▶ **WORK INSTRUCTIONS**:
Would you set down the data that follows, word for word, without any pictures?

BEGIN EXTRACTED RECORDS

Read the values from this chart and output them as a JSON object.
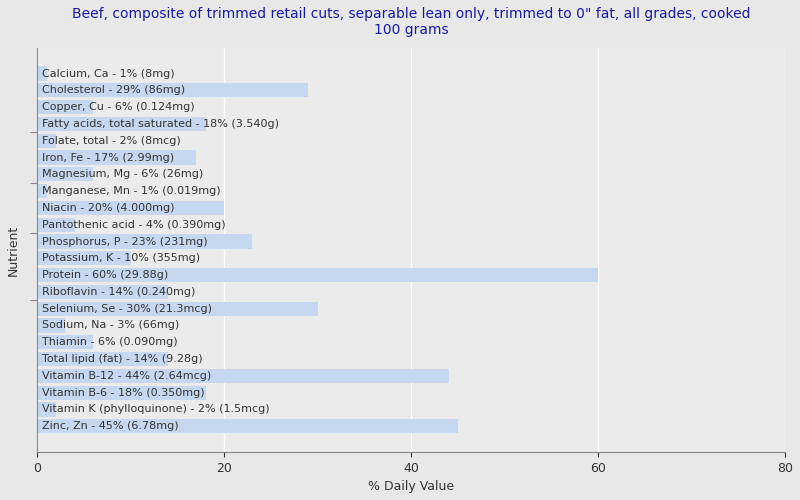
{
  "title": "Beef, composite of trimmed retail cuts, separable lean only, trimmed to 0\" fat, all grades, cooked\n100 grams",
  "xlabel": "% Daily Value",
  "ylabel": "Nutrient",
  "background_color": "#e8e8e8",
  "bar_color": "#c5d8f0",
  "plot_bg_color": "#ebebeb",
  "nutrients": [
    {
      "label": "Calcium, Ca - 1% (8mg)",
      "value": 1
    },
    {
      "label": "Cholesterol - 29% (86mg)",
      "value": 29
    },
    {
      "label": "Copper, Cu - 6% (0.124mg)",
      "value": 6
    },
    {
      "label": "Fatty acids, total saturated - 18% (3.540g)",
      "value": 18
    },
    {
      "label": "Folate, total - 2% (8mcg)",
      "value": 2
    },
    {
      "label": "Iron, Fe - 17% (2.99mg)",
      "value": 17
    },
    {
      "label": "Magnesium, Mg - 6% (26mg)",
      "value": 6
    },
    {
      "label": "Manganese, Mn - 1% (0.019mg)",
      "value": 1
    },
    {
      "label": "Niacin - 20% (4.000mg)",
      "value": 20
    },
    {
      "label": "Pantothenic acid - 4% (0.390mg)",
      "value": 4
    },
    {
      "label": "Phosphorus, P - 23% (231mg)",
      "value": 23
    },
    {
      "label": "Potassium, K - 10% (355mg)",
      "value": 10
    },
    {
      "label": "Protein - 60% (29.88g)",
      "value": 60
    },
    {
      "label": "Riboflavin - 14% (0.240mg)",
      "value": 14
    },
    {
      "label": "Selenium, Se - 30% (21.3mcg)",
      "value": 30
    },
    {
      "label": "Sodium, Na - 3% (66mg)",
      "value": 3
    },
    {
      "label": "Thiamin - 6% (0.090mg)",
      "value": 6
    },
    {
      "label": "Total lipid (fat) - 14% (9.28g)",
      "value": 14
    },
    {
      "label": "Vitamin B-12 - 44% (2.64mcg)",
      "value": 44
    },
    {
      "label": "Vitamin B-6 - 18% (0.350mg)",
      "value": 18
    },
    {
      "label": "Vitamin K (phylloquinone) - 2% (1.5mcg)",
      "value": 2
    },
    {
      "label": "Zinc, Zn - 45% (6.78mg)",
      "value": 45
    }
  ],
  "xlim": [
    0,
    80
  ],
  "xticks": [
    0,
    20,
    40,
    60,
    80
  ],
  "title_fontsize": 10,
  "label_fontsize": 8,
  "axis_fontsize": 9,
  "tick_groups": [
    1.5,
    6.5,
    11.5,
    16.5
  ],
  "title_color": "#1a1aaa"
}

END EXTRACTED RECORDS

▶ **PROBLEM SOLUTION**:
Read the values from this chart and output them as a JSON object.
{
  "title": "Beef, composite of trimmed retail cuts, separable lean only, trimmed to 0\" fat, all grades, cooked\n100 grams",
  "xlabel": "% Daily Value",
  "ylabel": "Nutrient",
  "background_color": "#e8e8e8",
  "bar_color": "#c5d8f0",
  "plot_bg_color": "#ebebeb",
  "nutrients": [
    {
      "label": "Calcium, Ca - 1% (8mg)",
      "value": 1
    },
    {
      "label": "Cholesterol - 29% (86mg)",
      "value": 29
    },
    {
      "label": "Copper, Cu - 6% (0.124mg)",
      "value": 6
    },
    {
      "label": "Fatty acids, total saturated - 18% (3.540g)",
      "value": 18
    },
    {
      "label": "Folate, total - 2% (8mcg)",
      "value": 2
    },
    {
      "label": "Iron, Fe - 17% (2.99mg)",
      "value": 17
    },
    {
      "label": "Magnesium, Mg - 6% (26mg)",
      "value": 6
    },
    {
      "label": "Manganese, Mn - 1% (0.019mg)",
      "value": 1
    },
    {
      "label": "Niacin - 20% (4.000mg)",
      "value": 20
    },
    {
      "label": "Pantothenic acid - 4% (0.390mg)",
      "value": 4
    },
    {
      "label": "Phosphorus, P - 23% (231mg)",
      "value": 23
    },
    {
      "label": "Potassium, K - 10% (355mg)",
      "value": 10
    },
    {
      "label": "Protein - 60% (29.88g)",
      "value": 60
    },
    {
      "label": "Riboflavin - 14% (0.240mg)",
      "value": 14
    },
    {
      "label": "Selenium, Se - 30% (21.3mcg)",
      "value": 30
    },
    {
      "label": "Sodium, Na - 3% (66mg)",
      "value": 3
    },
    {
      "label": "Thiamin - 6% (0.090mg)",
      "value": 6
    },
    {
      "label": "Total lipid (fat) - 14% (9.28g)",
      "value": 14
    },
    {
      "label": "Vitamin B-12 - 44% (2.64mcg)",
      "value": 44
    },
    {
      "label": "Vitamin B-6 - 18% (0.350mg)",
      "value": 18
    },
    {
      "label": "Vitamin K (phylloquinone) - 2% (1.5mcg)",
      "value": 2
    },
    {
      "label": "Zinc, Zn - 45% (6.78mg)",
      "value": 45
    }
  ],
  "xlim": [
    0,
    80
  ],
  "xticks": [
    0,
    20,
    40,
    60,
    80
  ],
  "title_fontsize": 10,
  "label_fontsize": 8,
  "axis_fontsize": 9,
  "tick_groups": [
    1.5,
    6.5,
    11.5,
    16.5
  ],
  "title_color": "#1a1aaa"
}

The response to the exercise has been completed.